>> BEGIN LISTING

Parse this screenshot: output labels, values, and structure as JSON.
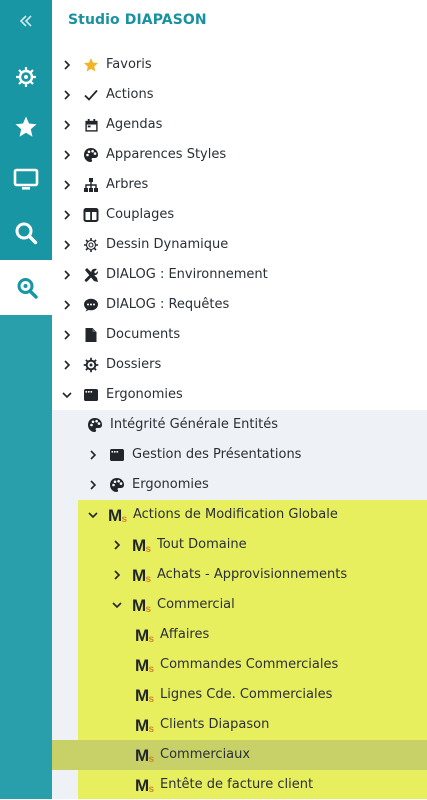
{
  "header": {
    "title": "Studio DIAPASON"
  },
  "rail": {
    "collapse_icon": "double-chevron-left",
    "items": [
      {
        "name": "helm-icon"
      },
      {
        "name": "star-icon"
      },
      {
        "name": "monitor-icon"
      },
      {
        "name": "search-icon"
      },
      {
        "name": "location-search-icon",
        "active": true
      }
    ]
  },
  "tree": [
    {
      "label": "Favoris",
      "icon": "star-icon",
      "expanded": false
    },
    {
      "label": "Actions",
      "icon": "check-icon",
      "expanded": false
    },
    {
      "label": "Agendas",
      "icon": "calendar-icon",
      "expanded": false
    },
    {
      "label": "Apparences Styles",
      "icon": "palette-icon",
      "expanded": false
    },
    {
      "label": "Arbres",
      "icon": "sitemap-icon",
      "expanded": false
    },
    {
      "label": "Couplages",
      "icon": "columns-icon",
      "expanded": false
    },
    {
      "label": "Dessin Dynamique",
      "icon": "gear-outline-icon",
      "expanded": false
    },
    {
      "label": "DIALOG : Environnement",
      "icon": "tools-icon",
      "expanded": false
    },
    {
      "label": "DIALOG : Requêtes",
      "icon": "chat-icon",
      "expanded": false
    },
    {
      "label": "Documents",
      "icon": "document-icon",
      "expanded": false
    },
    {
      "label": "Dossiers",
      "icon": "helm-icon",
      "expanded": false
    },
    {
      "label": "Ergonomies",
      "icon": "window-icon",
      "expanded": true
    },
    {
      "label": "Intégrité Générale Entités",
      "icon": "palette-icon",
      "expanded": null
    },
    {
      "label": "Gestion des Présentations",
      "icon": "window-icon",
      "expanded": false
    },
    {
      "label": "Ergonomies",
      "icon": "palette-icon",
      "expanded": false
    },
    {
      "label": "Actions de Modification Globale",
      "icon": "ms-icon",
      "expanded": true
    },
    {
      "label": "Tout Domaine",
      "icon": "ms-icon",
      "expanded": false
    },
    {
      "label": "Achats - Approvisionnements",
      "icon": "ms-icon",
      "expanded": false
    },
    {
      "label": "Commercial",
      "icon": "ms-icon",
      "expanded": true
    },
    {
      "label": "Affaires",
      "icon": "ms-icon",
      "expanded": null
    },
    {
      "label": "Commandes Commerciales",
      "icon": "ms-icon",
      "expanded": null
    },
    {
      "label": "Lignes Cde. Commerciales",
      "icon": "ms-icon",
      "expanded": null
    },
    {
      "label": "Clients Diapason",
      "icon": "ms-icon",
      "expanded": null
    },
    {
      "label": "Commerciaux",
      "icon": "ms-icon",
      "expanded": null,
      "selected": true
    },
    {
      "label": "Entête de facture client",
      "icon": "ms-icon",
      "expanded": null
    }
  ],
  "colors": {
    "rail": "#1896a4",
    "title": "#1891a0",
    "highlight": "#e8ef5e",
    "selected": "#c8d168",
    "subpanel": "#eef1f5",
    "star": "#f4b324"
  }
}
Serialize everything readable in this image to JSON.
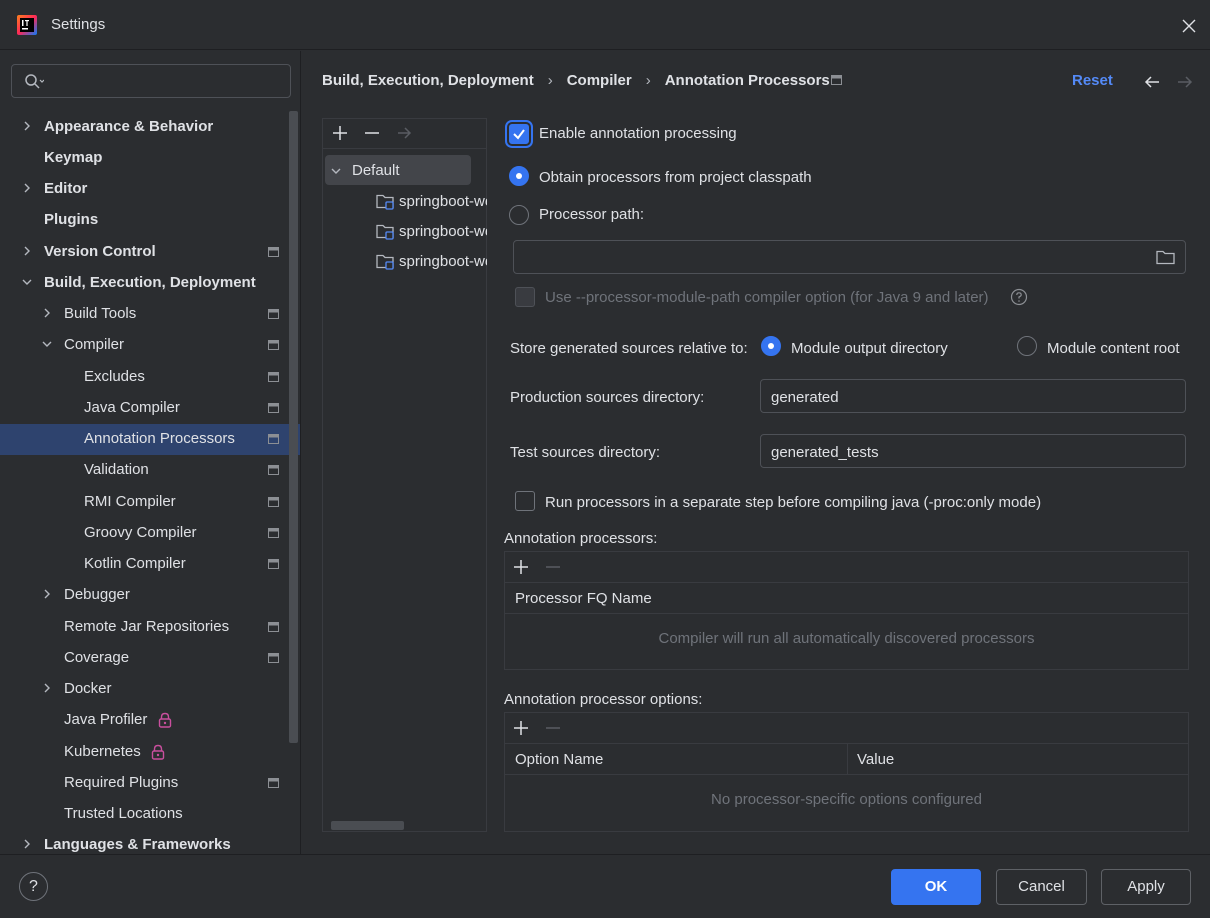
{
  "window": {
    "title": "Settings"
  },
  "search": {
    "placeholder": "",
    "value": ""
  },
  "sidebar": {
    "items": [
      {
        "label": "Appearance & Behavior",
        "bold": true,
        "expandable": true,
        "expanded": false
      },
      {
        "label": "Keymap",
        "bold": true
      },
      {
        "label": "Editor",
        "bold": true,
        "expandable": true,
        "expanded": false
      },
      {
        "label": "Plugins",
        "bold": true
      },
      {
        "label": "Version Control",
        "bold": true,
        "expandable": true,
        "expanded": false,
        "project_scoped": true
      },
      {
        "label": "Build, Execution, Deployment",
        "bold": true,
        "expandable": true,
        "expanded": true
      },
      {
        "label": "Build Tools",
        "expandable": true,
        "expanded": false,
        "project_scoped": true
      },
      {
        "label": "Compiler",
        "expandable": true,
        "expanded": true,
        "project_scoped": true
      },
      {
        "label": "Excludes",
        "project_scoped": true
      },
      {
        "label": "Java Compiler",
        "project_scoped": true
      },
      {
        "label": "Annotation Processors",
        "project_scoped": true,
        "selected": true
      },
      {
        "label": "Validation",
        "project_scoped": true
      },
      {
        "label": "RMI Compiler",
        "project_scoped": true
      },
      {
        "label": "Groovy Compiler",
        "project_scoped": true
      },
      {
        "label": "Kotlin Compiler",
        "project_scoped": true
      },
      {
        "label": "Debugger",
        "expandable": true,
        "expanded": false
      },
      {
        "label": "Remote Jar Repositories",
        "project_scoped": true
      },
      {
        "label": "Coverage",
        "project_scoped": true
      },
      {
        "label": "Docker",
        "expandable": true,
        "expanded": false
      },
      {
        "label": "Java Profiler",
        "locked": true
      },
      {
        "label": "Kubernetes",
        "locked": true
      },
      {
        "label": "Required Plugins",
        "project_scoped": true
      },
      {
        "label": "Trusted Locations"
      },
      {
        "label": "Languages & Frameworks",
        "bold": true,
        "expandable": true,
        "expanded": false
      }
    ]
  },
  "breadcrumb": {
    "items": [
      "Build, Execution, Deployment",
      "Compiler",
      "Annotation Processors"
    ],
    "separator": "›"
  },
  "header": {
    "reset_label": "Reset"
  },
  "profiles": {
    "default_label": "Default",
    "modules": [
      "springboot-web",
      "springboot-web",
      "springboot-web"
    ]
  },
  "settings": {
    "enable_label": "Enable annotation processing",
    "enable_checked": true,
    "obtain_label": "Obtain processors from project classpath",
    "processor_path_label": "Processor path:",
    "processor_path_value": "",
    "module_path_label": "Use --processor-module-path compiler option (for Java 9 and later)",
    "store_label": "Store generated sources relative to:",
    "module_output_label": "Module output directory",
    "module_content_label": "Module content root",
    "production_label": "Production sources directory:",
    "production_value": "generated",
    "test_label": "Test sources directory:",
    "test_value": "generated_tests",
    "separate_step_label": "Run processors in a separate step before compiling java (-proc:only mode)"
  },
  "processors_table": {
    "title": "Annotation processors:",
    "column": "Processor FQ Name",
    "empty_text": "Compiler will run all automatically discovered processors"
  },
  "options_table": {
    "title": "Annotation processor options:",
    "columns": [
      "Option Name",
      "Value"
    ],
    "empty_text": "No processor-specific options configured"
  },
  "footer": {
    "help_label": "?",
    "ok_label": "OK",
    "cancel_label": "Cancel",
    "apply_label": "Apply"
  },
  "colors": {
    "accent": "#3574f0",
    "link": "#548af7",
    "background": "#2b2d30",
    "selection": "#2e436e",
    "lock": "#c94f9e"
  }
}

>> END LISTING

## AIM OF THE TASK
Search the listing for the string "star". Copy each line where it turns up.

## WRITTEN RESPONSE
        "name": "star-icon"
      "icon": "star-icon",
    "star": "#f4b324"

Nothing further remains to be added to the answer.